■ **Written exercise**:
Extract the data exactly, missing nothing.

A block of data
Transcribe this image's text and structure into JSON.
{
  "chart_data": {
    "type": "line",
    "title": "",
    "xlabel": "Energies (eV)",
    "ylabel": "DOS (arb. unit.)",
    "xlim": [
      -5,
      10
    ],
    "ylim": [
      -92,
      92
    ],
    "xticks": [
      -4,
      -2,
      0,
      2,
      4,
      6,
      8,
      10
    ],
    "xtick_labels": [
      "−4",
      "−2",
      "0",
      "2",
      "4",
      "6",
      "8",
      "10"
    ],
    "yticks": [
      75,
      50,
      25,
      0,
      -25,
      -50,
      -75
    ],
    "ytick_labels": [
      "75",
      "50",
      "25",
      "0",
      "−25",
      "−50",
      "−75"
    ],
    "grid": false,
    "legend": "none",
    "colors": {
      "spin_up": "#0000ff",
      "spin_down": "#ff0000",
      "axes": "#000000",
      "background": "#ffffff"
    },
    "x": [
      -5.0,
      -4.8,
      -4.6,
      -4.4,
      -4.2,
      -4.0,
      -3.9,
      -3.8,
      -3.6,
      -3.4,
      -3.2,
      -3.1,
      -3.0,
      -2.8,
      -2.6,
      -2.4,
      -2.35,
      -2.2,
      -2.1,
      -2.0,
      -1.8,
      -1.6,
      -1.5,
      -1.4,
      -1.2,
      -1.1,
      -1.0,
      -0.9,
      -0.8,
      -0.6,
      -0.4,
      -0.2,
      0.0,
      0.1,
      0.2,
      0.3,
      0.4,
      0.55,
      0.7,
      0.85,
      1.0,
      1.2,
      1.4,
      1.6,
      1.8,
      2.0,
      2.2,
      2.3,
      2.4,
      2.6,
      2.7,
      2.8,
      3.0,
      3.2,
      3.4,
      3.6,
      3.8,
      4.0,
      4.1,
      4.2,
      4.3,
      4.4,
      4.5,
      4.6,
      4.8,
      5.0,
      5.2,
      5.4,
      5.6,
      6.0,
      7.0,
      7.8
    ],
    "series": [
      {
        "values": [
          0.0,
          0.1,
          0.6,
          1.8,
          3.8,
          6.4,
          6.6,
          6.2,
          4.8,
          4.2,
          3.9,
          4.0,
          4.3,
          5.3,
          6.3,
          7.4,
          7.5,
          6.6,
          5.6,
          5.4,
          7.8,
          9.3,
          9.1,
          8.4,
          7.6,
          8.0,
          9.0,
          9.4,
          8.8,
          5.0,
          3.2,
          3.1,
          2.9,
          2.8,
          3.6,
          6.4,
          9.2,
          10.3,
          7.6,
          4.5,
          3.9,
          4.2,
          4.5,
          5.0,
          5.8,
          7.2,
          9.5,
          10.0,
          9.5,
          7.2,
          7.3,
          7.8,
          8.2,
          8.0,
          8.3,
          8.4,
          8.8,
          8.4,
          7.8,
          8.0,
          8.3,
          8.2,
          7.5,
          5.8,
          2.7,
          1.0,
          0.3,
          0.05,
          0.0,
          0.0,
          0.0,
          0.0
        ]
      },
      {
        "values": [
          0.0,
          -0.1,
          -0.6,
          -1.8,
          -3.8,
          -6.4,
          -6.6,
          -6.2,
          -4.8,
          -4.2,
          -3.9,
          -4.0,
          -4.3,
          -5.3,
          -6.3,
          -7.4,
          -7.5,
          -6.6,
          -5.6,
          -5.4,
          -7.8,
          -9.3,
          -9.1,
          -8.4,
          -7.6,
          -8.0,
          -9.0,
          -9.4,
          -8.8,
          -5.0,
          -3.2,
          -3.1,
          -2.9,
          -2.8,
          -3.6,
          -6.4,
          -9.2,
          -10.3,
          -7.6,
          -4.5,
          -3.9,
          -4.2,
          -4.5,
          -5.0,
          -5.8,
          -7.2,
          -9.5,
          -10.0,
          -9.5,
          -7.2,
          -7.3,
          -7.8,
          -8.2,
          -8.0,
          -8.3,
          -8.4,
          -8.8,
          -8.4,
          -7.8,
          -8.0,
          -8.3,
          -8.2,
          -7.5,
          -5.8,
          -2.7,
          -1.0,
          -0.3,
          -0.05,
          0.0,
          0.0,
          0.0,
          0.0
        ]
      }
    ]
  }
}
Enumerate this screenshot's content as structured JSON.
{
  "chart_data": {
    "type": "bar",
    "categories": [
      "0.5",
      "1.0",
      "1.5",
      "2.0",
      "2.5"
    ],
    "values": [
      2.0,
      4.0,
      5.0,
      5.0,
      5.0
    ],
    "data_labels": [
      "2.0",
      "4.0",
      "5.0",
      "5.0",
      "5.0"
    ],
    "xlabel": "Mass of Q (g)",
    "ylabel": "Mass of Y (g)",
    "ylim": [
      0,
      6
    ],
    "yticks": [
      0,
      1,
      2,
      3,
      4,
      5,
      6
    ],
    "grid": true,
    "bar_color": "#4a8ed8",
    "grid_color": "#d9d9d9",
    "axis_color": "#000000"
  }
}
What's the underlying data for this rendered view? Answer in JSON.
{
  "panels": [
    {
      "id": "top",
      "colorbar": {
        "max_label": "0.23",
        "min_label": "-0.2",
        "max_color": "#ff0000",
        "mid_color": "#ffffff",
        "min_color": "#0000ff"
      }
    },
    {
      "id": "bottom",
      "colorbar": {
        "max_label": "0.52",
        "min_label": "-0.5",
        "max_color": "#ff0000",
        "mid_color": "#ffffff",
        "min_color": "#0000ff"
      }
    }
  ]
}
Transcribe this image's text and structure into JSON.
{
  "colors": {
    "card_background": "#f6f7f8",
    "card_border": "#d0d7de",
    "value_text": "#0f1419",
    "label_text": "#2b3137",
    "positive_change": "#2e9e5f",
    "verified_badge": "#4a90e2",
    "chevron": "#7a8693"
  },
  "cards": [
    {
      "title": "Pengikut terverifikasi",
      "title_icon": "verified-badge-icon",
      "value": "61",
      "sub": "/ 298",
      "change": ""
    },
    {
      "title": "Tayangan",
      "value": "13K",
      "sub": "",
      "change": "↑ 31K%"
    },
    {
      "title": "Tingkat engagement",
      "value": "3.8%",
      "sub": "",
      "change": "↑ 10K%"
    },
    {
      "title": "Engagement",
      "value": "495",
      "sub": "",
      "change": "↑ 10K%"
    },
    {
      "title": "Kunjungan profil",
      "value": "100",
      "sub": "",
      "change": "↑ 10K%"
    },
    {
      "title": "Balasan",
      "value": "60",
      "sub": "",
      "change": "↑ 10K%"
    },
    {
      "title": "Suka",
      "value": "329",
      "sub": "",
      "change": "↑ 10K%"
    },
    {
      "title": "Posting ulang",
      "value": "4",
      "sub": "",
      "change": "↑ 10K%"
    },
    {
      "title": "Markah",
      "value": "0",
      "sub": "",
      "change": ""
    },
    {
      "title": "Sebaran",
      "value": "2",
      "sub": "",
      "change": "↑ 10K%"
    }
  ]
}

■ **Result of the task**:
Transcribe this image's text and structure into JSON.
{
  "chart_data": {
    "type": "line",
    "title": "",
    "xlabel": "Energies (eV)",
    "ylabel": "DOS (arb. unit.)",
    "xlim": [
      -5,
      10
    ],
    "ylim": [
      -92,
      92
    ],
    "xticks": [
      -4,
      -2,
      0,
      2,
      4,
      6,
      8,
      10
    ],
    "xtick_labels": [
      "−4",
      "−2",
      "0",
      "2",
      "4",
      "6",
      "8",
      "10"
    ],
    "yticks": [
      75,
      50,
      25,
      0,
      -25,
      -50,
      -75
    ],
    "ytick_labels": [
      "75",
      "50",
      "25",
      "0",
      "−25",
      "−50",
      "−75"
    ],
    "grid": false,
    "legend": "none",
    "colors": {
      "spin_up": "#0000ff",
      "spin_down": "#ff0000",
      "axes": "#000000",
      "background": "#ffffff"
    },
    "x": [
      -5.0,
      -4.8,
      -4.6,
      -4.4,
      -4.2,
      -4.0,
      -3.9,
      -3.8,
      -3.6,
      -3.4,
      -3.2,
      -3.1,
      -3.0,
      -2.8,
      -2.6,
      -2.4,
      -2.35,
      -2.2,
      -2.1,
      -2.0,
      -1.8,
      -1.6,
      -1.5,
      -1.4,
      -1.2,
      -1.1,
      -1.0,
      -0.9,
      -0.8,
      -0.6,
      -0.4,
      -0.2,
      0.0,
      0.1,
      0.2,
      0.3,
      0.4,
      0.55,
      0.7,
      0.85,
      1.0,
      1.2,
      1.4,
      1.6,
      1.8,
      2.0,
      2.2,
      2.3,
      2.4,
      2.6,
      2.7,
      2.8,
      3.0,
      3.2,
      3.4,
      3.6,
      3.8,
      4.0,
      4.1,
      4.2,
      4.3,
      4.4,
      4.5,
      4.6,
      4.8,
      5.0,
      5.2,
      5.4,
      5.6,
      6.0,
      7.0,
      7.8
    ],
    "series": [
      {
        "values": [
          0.0,
          0.1,
          0.6,
          1.8,
          3.8,
          6.4,
          6.6,
          6.2,
          4.8,
          4.2,
          3.9,
          4.0,
          4.3,
          5.3,
          6.3,
          7.4,
          7.5,
          6.6,
          5.6,
          5.4,
          7.8,
          9.3,
          9.1,
          8.4,
          7.6,
          8.0,
          9.0,
          9.4,
          8.8,
          5.0,
          3.2,
          3.1,
          2.9,
          2.8,
          3.6,
          6.4,
          9.2,
          10.3,
          7.6,
          4.5,
          3.9,
          4.2,
          4.5,
          5.0,
          5.8,
          7.2,
          9.5,
          10.0,
          9.5,
          7.2,
          7.3,
          7.8,
          8.2,
          8.0,
          8.3,
          8.4,
          8.8,
          8.4,
          7.8,
          8.0,
          8.3,
          8.2,
          7.5,
          5.8,
          2.7,
          1.0,
          0.3,
          0.05,
          0.0,
          0.0,
          0.0,
          0.0
        ]
      },
      {
        "values": [
          0.0,
          -0.1,
          -0.6,
          -1.8,
          -3.8,
          -6.4,
          -6.6,
          -6.2,
          -4.8,
          -4.2,
          -3.9,
          -4.0,
          -4.3,
          -5.3,
          -6.3,
          -7.4,
          -7.5,
          -6.6,
          -5.6,
          -5.4,
          -7.8,
          -9.3,
          -9.1,
          -8.4,
          -7.6,
          -8.0,
          -9.0,
          -9.4,
          -8.8,
          -5.0,
          -3.2,
          -3.1,
          -2.9,
          -2.8,
          -3.6,
          -6.4,
          -9.2,
          -10.3,
          -7.6,
          -4.5,
          -3.9,
          -4.2,
          -4.5,
          -5.0,
          -5.8,
          -7.2,
          -9.5,
          -10.0,
          -9.5,
          -7.2,
          -7.3,
          -7.8,
          -8.2,
          -8.0,
          -8.3,
          -8.4,
          -8.8,
          -8.4,
          -7.8,
          -8.0,
          -8.3,
          -8.2,
          -7.5,
          -5.8,
          -2.7,
          -1.0,
          -0.3,
          -0.05,
          0.0,
          0.0,
          0.0,
          0.0
        ]
      }
    ]
  }
}
Enumerate this screenshot's content as structured JSON.
{
  "chart_data": {
    "type": "bar",
    "categories": [
      "0.5",
      "1.0",
      "1.5",
      "2.0",
      "2.5"
    ],
    "values": [
      2.0,
      4.0,
      5.0,
      5.0,
      5.0
    ],
    "data_labels": [
      "2.0",
      "4.0",
      "5.0",
      "5.0",
      "5.0"
    ],
    "xlabel": "Mass of Q (g)",
    "ylabel": "Mass of Y (g)",
    "ylim": [
      0,
      6
    ],
    "yticks": [
      0,
      1,
      2,
      3,
      4,
      5,
      6
    ],
    "grid": true,
    "bar_color": "#4a8ed8",
    "grid_color": "#d9d9d9",
    "axis_color": "#000000"
  }
}
What's the underlying data for this rendered view? Answer in JSON.
{
  "panels": [
    {
      "id": "top",
      "colorbar": {
        "max_label": "0.23",
        "min_label": "-0.2",
        "max_color": "#ff0000",
        "mid_color": "#ffffff",
        "min_color": "#0000ff"
      }
    },
    {
      "id": "bottom",
      "colorbar": {
        "max_label": "0.52",
        "min_label": "-0.5",
        "max_color": "#ff0000",
        "mid_color": "#ffffff",
        "min_color": "#0000ff"
      }
    }
  ]
}
Transcribe this image's text and structure into JSON.
{
  "colors": {
    "card_background": "#f6f7f8",
    "card_border": "#d0d7de",
    "value_text": "#0f1419",
    "label_text": "#2b3137",
    "positive_change": "#2e9e5f",
    "verified_badge": "#4a90e2",
    "chevron": "#7a8693"
  },
  "cards": [
    {
      "title": "Pengikut terverifikasi",
      "title_icon": "verified-badge-icon",
      "value": "61",
      "sub": "/ 298",
      "change": ""
    },
    {
      "title": "Tayangan",
      "value": "13K",
      "sub": "",
      "change": "↑ 31K%"
    },
    {
      "title": "Tingkat engagement",
      "value": "3.8%",
      "sub": "",
      "change": "↑ 10K%"
    },
    {
      "title": "Engagement",
      "value": "495",
      "sub": "",
      "change": "↑ 10K%"
    },
    {
      "title": "Kunjungan profil",
      "value": "100",
      "sub": "",
      "change": "↑ 10K%"
    },
    {
      "title": "Balasan",
      "value": "60",
      "sub": "",
      "change": "↑ 10K%"
    },
    {
      "title": "Suka",
      "value": "329",
      "sub": "",
      "change": "↑ 10K%"
    },
    {
      "title": "Posting ulang",
      "value": "4",
      "sub": "",
      "change": "↑ 10K%"
    },
    {
      "title": "Markah",
      "value": "0",
      "sub": "",
      "change": ""
    },
    {
      "title": "Sebaran",
      "value": "2",
      "sub": "",
      "change": "↑ 10K%"
    }
  ]
}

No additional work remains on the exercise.